> _Given records_
****************************************
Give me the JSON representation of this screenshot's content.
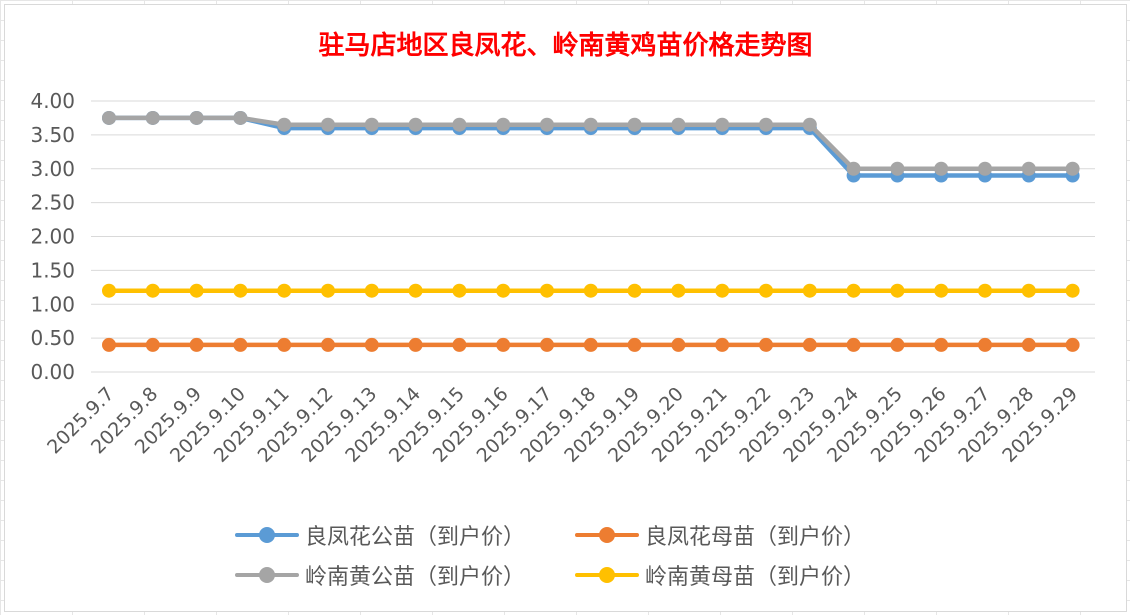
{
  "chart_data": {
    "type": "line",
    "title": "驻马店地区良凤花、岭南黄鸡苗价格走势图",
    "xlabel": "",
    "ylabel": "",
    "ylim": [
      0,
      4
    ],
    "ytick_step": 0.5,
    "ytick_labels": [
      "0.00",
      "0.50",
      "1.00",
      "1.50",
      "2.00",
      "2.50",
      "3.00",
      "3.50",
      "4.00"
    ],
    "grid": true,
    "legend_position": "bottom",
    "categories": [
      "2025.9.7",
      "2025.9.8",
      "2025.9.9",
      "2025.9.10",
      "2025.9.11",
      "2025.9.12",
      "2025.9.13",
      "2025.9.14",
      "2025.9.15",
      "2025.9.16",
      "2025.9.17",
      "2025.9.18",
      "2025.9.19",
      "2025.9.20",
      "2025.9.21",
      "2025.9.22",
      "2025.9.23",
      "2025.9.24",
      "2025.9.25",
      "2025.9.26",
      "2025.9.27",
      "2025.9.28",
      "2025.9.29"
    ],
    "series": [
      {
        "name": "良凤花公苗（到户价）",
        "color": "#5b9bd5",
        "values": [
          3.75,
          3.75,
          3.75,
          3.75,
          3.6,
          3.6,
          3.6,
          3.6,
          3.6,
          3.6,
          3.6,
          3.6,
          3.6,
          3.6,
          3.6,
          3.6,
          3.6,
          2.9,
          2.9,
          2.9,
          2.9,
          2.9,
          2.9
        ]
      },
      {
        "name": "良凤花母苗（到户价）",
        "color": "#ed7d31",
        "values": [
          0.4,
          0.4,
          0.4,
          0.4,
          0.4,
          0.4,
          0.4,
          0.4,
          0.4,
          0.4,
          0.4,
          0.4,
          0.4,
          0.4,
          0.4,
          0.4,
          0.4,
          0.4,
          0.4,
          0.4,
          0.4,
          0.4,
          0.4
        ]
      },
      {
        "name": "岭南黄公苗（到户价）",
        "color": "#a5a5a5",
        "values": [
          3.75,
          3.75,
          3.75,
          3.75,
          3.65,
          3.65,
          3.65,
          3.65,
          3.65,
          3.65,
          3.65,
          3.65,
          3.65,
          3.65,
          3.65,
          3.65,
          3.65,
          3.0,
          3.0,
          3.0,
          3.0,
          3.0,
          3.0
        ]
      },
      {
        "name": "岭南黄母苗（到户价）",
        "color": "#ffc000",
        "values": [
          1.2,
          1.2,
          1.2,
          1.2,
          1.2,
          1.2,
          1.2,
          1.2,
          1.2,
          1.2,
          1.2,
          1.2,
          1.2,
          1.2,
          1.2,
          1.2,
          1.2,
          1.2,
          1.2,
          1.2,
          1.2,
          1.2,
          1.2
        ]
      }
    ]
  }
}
****************************************
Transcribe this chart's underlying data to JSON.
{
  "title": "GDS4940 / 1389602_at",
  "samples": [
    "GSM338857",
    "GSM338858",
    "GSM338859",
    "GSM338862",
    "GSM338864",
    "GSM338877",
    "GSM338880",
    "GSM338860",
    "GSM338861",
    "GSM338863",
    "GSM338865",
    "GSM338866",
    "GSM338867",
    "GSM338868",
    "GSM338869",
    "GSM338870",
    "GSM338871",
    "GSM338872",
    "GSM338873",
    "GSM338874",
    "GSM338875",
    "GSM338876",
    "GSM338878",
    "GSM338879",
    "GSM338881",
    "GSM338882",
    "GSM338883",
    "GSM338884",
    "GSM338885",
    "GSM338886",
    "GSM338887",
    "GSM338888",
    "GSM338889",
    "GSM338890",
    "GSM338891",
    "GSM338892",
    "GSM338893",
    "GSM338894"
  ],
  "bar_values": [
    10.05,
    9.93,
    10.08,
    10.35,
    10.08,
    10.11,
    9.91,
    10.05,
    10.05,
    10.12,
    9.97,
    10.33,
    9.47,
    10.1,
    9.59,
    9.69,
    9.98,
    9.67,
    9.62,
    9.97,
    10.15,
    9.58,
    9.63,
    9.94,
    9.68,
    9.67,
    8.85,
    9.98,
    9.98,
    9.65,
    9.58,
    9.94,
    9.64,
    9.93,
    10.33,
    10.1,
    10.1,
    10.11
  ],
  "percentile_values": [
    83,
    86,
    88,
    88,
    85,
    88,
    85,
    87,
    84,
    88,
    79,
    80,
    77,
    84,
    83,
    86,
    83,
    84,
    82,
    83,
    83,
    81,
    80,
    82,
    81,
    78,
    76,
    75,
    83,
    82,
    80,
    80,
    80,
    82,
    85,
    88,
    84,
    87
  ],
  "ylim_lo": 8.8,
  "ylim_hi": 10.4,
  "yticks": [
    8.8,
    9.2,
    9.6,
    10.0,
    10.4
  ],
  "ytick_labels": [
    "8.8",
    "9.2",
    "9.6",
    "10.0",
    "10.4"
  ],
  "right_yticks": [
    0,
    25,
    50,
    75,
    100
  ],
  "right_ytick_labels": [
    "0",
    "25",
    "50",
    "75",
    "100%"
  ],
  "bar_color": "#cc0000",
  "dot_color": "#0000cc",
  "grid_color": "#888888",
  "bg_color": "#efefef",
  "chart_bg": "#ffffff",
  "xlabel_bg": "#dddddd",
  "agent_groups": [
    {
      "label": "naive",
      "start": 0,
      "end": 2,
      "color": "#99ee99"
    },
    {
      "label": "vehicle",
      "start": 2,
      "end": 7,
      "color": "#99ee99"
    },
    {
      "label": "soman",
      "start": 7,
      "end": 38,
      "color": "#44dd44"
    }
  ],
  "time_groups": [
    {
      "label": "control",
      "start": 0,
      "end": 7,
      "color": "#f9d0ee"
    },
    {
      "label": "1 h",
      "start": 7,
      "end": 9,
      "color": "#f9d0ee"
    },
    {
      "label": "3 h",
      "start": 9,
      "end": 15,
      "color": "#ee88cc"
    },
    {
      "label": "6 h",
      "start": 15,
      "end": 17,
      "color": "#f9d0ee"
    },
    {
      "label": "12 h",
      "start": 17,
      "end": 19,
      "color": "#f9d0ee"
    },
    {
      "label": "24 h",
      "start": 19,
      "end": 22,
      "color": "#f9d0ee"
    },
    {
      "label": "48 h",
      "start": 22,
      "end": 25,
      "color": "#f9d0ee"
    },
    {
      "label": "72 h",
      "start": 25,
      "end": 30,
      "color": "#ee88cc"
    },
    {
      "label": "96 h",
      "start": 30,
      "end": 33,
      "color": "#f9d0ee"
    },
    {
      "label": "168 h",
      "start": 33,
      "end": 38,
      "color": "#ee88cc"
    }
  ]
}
****************************************
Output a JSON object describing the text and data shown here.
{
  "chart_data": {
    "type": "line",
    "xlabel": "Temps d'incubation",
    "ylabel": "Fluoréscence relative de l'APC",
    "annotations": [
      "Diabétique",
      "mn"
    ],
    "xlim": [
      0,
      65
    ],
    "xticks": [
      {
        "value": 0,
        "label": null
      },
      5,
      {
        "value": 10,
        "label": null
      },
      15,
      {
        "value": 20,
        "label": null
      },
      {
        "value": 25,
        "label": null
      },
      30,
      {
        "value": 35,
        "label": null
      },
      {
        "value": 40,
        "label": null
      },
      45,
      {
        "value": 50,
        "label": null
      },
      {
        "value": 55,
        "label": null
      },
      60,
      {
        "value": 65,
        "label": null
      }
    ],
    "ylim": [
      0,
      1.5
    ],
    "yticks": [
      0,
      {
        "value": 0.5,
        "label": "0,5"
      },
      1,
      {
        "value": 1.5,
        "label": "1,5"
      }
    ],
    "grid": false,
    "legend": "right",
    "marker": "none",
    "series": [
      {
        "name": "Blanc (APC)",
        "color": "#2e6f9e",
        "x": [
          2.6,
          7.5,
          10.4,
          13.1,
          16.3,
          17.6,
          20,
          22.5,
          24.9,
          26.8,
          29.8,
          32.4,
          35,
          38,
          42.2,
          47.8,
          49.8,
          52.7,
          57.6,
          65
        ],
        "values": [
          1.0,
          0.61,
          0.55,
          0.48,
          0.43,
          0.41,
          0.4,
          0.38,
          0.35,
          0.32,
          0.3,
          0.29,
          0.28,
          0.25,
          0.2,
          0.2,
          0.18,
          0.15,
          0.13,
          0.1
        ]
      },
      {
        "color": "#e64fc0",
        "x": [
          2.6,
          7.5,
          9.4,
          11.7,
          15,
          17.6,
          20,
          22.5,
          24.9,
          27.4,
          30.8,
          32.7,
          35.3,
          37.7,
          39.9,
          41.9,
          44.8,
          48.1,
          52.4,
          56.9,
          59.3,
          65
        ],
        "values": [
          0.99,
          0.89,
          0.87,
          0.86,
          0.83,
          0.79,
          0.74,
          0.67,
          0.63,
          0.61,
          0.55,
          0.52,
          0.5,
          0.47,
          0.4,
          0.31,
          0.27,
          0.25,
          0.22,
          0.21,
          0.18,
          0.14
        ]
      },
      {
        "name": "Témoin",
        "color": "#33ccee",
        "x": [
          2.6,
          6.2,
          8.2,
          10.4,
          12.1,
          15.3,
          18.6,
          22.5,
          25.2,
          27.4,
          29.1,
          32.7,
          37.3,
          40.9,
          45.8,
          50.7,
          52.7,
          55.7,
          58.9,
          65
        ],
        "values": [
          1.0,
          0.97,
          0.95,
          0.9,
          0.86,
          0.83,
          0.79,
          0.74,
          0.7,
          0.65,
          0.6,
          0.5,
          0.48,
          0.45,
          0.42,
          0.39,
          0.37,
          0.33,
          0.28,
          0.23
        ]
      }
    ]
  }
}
****************************************
> _Prompt_
Among the lines above, determine how many hold the word "ylabel"; report the figure alone.

> _Exercise solution_
2